— START INPUT —
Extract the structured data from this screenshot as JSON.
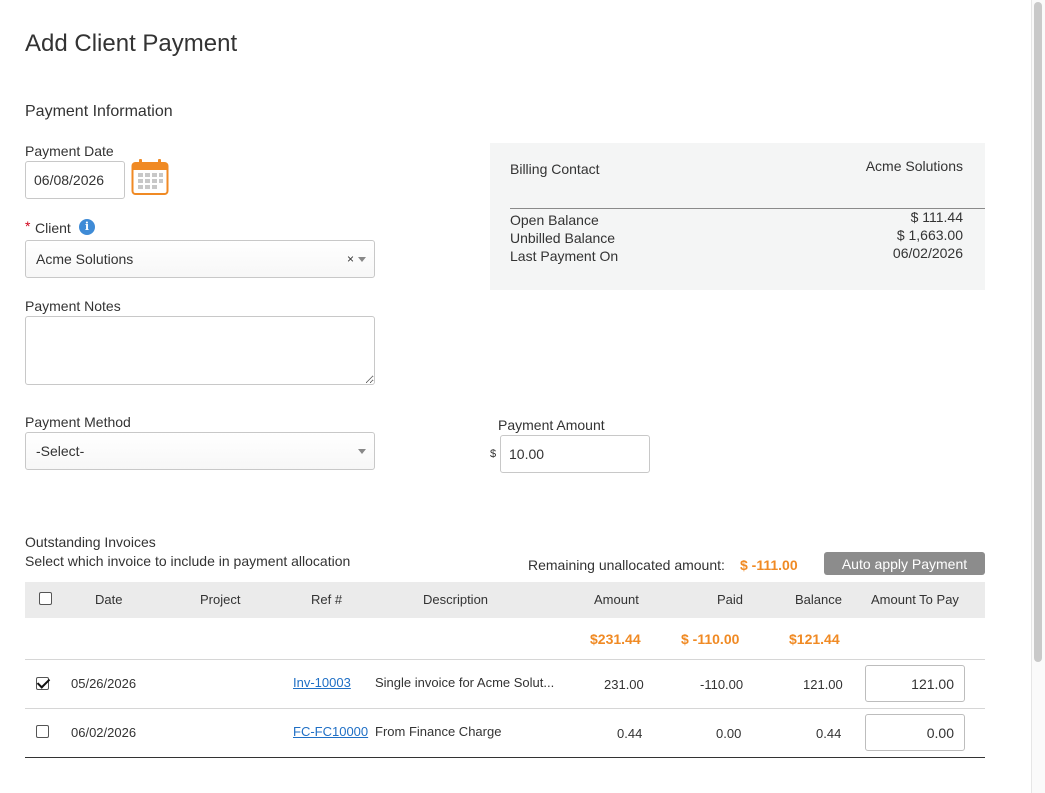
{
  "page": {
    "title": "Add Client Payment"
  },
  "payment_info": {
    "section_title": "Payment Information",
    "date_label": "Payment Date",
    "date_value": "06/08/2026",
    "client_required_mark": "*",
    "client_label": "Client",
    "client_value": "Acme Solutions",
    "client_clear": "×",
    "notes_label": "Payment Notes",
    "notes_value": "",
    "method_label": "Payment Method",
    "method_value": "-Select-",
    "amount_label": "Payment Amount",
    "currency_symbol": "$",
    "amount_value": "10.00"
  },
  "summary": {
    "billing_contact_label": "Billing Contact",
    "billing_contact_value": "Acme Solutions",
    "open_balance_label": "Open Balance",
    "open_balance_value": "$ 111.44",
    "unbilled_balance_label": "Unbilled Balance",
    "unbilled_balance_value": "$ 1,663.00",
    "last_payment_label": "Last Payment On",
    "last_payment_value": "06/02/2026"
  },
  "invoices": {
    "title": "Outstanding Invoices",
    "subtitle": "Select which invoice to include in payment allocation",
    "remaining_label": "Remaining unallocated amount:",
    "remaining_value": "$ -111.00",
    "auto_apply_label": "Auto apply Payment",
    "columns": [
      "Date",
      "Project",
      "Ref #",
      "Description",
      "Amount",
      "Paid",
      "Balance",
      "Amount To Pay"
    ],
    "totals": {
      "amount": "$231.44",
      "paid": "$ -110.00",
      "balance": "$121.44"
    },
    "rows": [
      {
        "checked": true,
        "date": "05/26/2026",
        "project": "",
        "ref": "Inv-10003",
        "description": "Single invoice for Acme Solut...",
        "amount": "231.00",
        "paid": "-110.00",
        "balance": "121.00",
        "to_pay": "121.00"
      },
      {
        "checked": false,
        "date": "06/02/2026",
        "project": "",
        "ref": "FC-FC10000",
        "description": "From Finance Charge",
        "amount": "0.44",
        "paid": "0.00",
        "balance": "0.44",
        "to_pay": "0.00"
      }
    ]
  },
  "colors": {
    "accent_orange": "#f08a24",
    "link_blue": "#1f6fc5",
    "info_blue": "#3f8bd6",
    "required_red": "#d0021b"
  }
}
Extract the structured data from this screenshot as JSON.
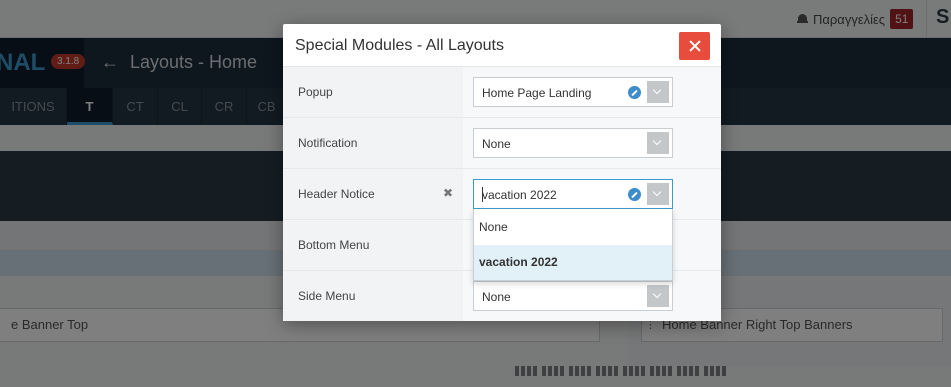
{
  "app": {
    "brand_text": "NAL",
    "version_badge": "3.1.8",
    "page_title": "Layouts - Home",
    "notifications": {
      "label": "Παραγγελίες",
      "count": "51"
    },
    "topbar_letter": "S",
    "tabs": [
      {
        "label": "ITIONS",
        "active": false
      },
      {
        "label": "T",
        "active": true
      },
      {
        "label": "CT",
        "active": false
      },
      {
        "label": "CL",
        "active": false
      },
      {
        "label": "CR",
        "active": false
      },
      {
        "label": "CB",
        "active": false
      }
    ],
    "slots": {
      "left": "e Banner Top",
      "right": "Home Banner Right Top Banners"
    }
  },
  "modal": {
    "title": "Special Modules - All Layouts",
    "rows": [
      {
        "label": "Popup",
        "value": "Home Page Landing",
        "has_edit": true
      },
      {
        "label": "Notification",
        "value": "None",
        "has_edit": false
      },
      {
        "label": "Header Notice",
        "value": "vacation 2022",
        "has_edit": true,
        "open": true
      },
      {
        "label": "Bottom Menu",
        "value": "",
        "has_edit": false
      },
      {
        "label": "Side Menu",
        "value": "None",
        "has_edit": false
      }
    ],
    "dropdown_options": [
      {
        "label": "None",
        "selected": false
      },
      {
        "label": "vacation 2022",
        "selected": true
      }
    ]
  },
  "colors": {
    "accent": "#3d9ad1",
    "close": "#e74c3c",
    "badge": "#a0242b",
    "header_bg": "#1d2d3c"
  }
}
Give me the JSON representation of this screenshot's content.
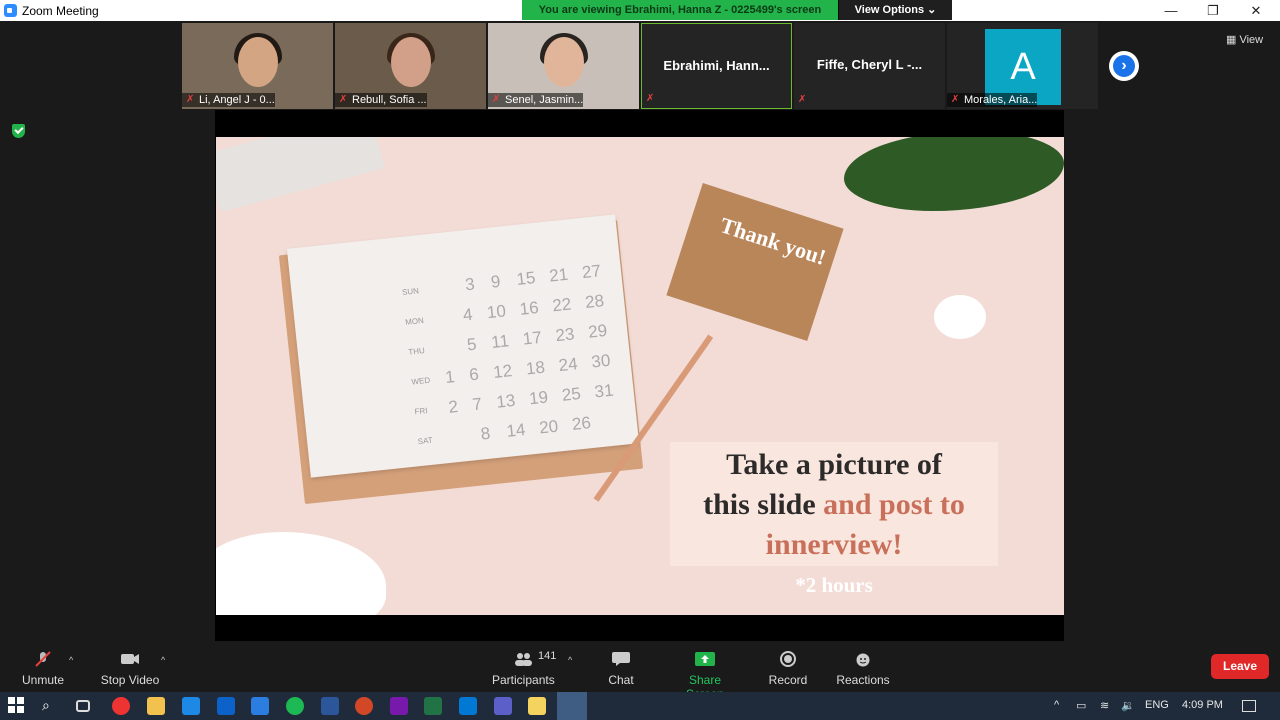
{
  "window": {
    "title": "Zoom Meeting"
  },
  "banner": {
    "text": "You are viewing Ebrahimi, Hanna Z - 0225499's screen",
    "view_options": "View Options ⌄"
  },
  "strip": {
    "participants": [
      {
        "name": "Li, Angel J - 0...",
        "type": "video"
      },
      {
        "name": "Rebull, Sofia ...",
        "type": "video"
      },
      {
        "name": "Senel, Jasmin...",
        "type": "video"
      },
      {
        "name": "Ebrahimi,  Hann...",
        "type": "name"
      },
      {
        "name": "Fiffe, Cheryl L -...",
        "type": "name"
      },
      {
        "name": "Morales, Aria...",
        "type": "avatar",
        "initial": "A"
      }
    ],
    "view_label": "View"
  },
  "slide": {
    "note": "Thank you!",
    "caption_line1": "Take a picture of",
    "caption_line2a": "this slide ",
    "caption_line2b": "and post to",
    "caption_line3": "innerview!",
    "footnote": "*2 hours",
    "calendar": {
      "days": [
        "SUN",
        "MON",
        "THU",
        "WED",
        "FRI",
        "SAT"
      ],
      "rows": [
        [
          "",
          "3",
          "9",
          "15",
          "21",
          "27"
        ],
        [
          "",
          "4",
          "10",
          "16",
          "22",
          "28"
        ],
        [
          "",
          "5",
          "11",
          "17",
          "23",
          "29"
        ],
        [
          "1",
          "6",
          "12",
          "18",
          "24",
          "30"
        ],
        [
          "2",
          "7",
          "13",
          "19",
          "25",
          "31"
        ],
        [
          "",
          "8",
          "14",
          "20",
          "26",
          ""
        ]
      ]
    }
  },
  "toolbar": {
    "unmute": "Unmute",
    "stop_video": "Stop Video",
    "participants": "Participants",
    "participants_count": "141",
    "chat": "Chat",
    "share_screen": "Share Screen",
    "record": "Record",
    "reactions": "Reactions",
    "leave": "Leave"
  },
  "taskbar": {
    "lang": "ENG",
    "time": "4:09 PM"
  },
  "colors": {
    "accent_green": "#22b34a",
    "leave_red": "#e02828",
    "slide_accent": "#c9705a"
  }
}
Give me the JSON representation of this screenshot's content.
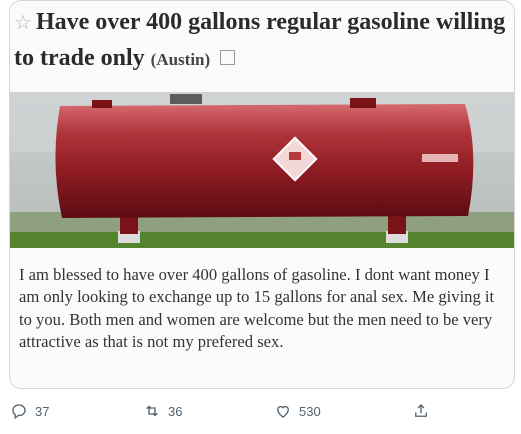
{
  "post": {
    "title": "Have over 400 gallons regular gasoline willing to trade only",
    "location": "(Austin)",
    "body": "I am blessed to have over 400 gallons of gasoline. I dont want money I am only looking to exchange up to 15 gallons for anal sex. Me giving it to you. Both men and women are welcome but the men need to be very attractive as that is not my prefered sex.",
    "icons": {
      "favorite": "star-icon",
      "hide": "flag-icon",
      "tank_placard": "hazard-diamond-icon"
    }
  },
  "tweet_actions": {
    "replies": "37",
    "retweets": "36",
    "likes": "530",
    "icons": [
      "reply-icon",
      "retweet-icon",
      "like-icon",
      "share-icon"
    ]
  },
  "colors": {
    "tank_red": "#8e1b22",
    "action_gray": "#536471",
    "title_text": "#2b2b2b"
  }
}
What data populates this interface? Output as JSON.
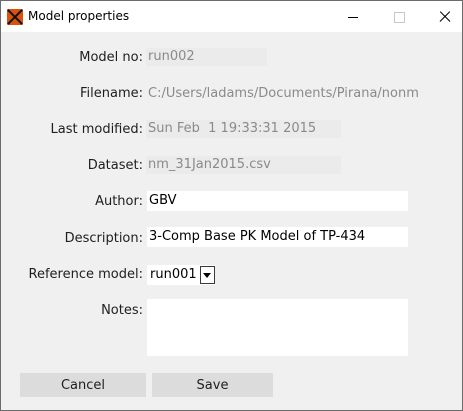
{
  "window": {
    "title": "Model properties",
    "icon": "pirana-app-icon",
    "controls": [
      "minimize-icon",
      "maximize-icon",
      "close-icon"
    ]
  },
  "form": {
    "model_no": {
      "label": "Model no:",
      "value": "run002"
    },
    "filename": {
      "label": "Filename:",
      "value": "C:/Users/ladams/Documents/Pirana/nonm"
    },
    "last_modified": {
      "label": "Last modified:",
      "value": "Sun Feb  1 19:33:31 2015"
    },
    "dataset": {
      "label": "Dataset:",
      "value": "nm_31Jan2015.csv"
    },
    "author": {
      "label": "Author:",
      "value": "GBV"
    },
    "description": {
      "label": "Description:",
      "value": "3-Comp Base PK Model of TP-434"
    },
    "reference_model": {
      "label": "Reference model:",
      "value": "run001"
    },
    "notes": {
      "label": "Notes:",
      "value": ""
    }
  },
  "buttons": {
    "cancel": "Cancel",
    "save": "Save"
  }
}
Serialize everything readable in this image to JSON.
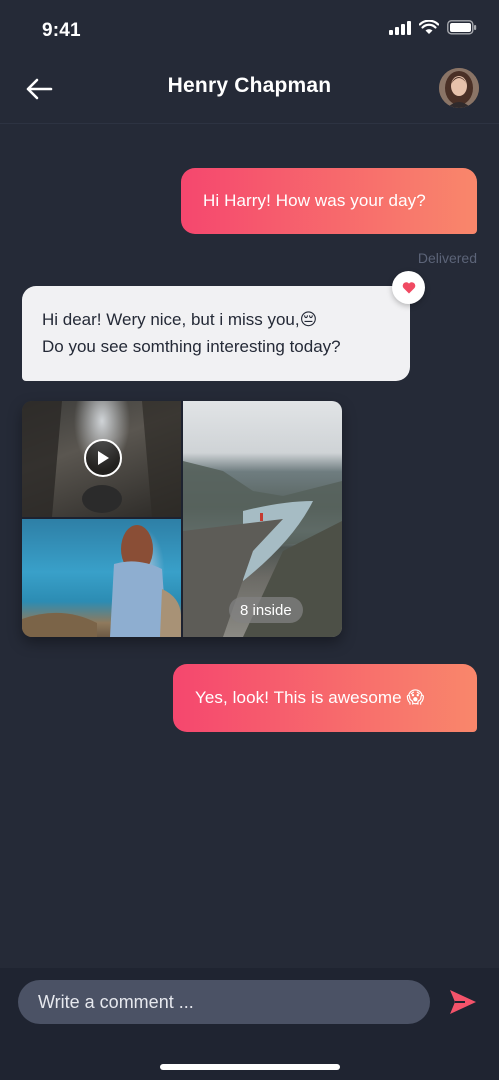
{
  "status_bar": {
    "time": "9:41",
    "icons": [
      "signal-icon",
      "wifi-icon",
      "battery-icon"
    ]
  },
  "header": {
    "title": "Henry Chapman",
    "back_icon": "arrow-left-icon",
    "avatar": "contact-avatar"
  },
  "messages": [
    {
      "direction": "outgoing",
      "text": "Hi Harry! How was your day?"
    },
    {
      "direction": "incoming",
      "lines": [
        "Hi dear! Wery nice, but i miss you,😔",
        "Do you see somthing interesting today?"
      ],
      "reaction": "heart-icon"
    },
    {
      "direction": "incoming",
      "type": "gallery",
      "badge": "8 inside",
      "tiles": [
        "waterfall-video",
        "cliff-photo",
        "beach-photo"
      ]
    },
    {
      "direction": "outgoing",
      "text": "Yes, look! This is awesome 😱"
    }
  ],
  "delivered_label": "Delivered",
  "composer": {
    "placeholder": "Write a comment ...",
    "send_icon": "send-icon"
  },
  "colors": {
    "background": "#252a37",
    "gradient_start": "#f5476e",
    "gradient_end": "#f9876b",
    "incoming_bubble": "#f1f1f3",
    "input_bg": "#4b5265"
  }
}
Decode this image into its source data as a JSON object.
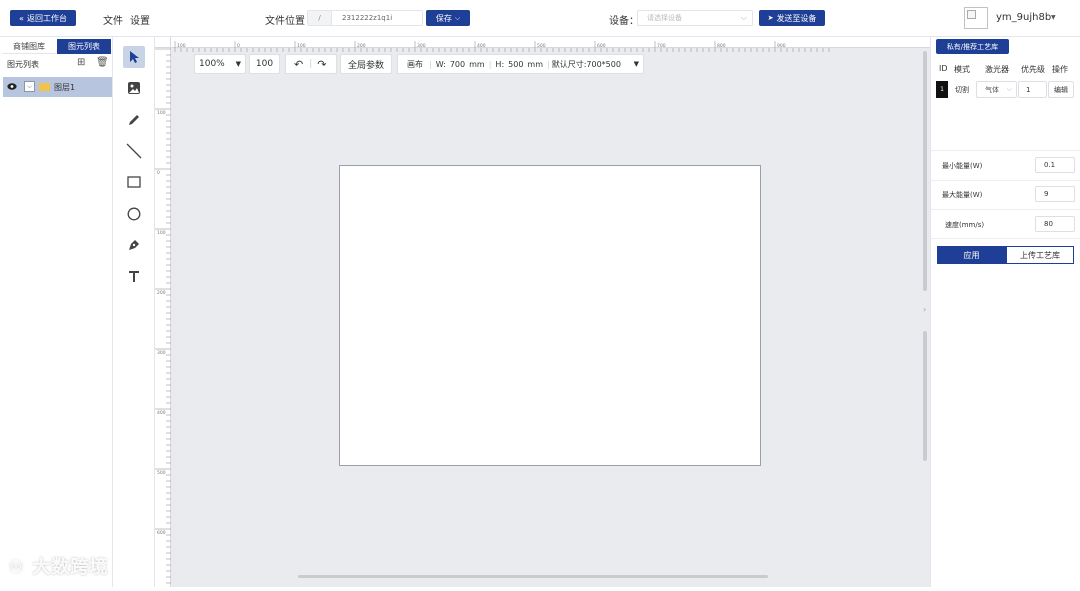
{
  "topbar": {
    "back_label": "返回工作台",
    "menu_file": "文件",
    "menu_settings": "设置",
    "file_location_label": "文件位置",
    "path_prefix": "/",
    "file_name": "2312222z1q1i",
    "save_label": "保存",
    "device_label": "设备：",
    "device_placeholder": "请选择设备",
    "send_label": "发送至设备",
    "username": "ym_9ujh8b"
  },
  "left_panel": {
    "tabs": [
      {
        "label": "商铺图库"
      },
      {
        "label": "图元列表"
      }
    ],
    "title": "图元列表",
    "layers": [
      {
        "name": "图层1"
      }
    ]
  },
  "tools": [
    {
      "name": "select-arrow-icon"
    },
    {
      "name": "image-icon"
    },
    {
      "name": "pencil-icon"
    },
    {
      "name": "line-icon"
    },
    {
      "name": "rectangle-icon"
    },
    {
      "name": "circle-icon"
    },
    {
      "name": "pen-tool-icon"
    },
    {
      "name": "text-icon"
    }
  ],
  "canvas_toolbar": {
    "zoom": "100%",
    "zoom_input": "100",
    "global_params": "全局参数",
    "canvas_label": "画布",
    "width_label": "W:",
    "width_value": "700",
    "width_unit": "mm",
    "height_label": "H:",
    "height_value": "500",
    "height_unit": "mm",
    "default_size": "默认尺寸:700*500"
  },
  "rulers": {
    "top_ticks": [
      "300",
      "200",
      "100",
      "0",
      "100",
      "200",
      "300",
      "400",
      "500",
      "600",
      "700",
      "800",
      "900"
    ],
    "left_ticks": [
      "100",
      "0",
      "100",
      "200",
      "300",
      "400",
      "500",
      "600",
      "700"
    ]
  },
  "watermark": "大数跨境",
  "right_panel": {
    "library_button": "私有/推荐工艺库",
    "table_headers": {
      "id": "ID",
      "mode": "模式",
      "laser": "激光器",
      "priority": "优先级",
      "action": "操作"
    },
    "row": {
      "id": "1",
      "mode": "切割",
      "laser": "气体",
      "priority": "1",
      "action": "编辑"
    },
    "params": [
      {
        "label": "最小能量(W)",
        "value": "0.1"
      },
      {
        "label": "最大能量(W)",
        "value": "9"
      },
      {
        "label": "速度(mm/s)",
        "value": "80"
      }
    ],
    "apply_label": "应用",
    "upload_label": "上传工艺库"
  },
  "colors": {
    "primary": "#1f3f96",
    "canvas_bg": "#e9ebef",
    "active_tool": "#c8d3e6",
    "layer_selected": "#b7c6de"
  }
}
— END INPUT —
■ TASK REQUIREMENTS
Report how many lines above hold the string "over", giving nothing but the number.

■ SOLUTION TO THE PROBLEM
2